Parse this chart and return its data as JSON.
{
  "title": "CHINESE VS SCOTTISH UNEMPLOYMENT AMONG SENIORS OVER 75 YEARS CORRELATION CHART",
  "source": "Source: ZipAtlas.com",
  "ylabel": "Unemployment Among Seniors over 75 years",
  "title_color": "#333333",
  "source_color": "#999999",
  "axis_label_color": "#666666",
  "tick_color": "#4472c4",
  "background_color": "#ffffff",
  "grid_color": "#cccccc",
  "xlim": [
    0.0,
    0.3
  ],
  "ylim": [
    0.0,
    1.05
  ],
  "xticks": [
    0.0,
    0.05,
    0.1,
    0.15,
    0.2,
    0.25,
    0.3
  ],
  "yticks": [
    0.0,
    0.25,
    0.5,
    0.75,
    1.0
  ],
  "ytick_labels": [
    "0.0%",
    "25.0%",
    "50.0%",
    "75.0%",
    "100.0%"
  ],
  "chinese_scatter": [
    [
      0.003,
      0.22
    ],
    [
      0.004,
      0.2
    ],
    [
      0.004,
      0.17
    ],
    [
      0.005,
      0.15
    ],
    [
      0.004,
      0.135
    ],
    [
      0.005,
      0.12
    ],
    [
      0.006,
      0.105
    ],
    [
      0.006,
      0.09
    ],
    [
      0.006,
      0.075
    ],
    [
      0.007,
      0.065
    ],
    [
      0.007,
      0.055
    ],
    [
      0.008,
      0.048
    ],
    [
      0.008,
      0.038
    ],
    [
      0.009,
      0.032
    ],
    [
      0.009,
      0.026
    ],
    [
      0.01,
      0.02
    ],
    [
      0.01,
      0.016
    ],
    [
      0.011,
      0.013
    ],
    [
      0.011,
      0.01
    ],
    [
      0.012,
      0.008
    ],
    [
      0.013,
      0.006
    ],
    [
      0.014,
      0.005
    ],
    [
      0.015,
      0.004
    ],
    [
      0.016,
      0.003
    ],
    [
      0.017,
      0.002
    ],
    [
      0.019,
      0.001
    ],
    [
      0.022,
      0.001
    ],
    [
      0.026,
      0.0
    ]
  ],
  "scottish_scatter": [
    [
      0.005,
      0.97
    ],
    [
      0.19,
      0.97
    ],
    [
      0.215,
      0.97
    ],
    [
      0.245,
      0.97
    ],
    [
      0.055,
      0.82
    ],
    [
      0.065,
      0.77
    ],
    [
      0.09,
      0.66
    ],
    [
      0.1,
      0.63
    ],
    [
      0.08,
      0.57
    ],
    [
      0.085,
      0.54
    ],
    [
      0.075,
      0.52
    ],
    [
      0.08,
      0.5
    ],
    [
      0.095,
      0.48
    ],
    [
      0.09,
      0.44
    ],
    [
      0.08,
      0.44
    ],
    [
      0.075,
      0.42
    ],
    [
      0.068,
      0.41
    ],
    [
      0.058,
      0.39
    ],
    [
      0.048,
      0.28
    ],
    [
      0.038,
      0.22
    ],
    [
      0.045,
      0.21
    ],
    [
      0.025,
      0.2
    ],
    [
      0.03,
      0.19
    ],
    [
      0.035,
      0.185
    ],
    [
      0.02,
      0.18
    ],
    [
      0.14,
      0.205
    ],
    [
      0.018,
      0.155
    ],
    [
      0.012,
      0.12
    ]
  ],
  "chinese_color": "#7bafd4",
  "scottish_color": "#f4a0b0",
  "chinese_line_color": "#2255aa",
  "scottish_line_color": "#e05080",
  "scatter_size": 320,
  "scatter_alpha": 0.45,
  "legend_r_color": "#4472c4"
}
━━━━━━━━
:: Aim ::
Each record above should be restated word for word.

:: Solution ::
Parse this chart and return its data as JSON.
{
  "title": "CHINESE VS SCOTTISH UNEMPLOYMENT AMONG SENIORS OVER 75 YEARS CORRELATION CHART",
  "source": "Source: ZipAtlas.com",
  "ylabel": "Unemployment Among Seniors over 75 years",
  "title_color": "#333333",
  "source_color": "#999999",
  "axis_label_color": "#666666",
  "tick_color": "#4472c4",
  "background_color": "#ffffff",
  "grid_color": "#cccccc",
  "xlim": [
    0.0,
    0.3
  ],
  "ylim": [
    0.0,
    1.05
  ],
  "xticks": [
    0.0,
    0.05,
    0.1,
    0.15,
    0.2,
    0.25,
    0.3
  ],
  "yticks": [
    0.0,
    0.25,
    0.5,
    0.75,
    1.0
  ],
  "ytick_labels": [
    "0.0%",
    "25.0%",
    "50.0%",
    "75.0%",
    "100.0%"
  ],
  "chinese_scatter": [
    [
      0.003,
      0.22
    ],
    [
      0.004,
      0.2
    ],
    [
      0.004,
      0.17
    ],
    [
      0.005,
      0.15
    ],
    [
      0.004,
      0.135
    ],
    [
      0.005,
      0.12
    ],
    [
      0.006,
      0.105
    ],
    [
      0.006,
      0.09
    ],
    [
      0.006,
      0.075
    ],
    [
      0.007,
      0.065
    ],
    [
      0.007,
      0.055
    ],
    [
      0.008,
      0.048
    ],
    [
      0.008,
      0.038
    ],
    [
      0.009,
      0.032
    ],
    [
      0.009,
      0.026
    ],
    [
      0.01,
      0.02
    ],
    [
      0.01,
      0.016
    ],
    [
      0.011,
      0.013
    ],
    [
      0.011,
      0.01
    ],
    [
      0.012,
      0.008
    ],
    [
      0.013,
      0.006
    ],
    [
      0.014,
      0.005
    ],
    [
      0.015,
      0.004
    ],
    [
      0.016,
      0.003
    ],
    [
      0.017,
      0.002
    ],
    [
      0.019,
      0.001
    ],
    [
      0.022,
      0.001
    ],
    [
      0.026,
      0.0
    ]
  ],
  "scottish_scatter": [
    [
      0.005,
      0.97
    ],
    [
      0.19,
      0.97
    ],
    [
      0.215,
      0.97
    ],
    [
      0.245,
      0.97
    ],
    [
      0.055,
      0.82
    ],
    [
      0.065,
      0.77
    ],
    [
      0.09,
      0.66
    ],
    [
      0.1,
      0.63
    ],
    [
      0.08,
      0.57
    ],
    [
      0.085,
      0.54
    ],
    [
      0.075,
      0.52
    ],
    [
      0.08,
      0.5
    ],
    [
      0.095,
      0.48
    ],
    [
      0.09,
      0.44
    ],
    [
      0.08,
      0.44
    ],
    [
      0.075,
      0.42
    ],
    [
      0.068,
      0.41
    ],
    [
      0.058,
      0.39
    ],
    [
      0.048,
      0.28
    ],
    [
      0.038,
      0.22
    ],
    [
      0.045,
      0.21
    ],
    [
      0.025,
      0.2
    ],
    [
      0.03,
      0.19
    ],
    [
      0.035,
      0.185
    ],
    [
      0.02,
      0.18
    ],
    [
      0.14,
      0.205
    ],
    [
      0.018,
      0.155
    ],
    [
      0.012,
      0.12
    ]
  ],
  "chinese_color": "#7bafd4",
  "scottish_color": "#f4a0b0",
  "chinese_line_color": "#2255aa",
  "scottish_line_color": "#e05080",
  "scatter_size": 320,
  "scatter_alpha": 0.45,
  "legend_r_color": "#4472c4"
}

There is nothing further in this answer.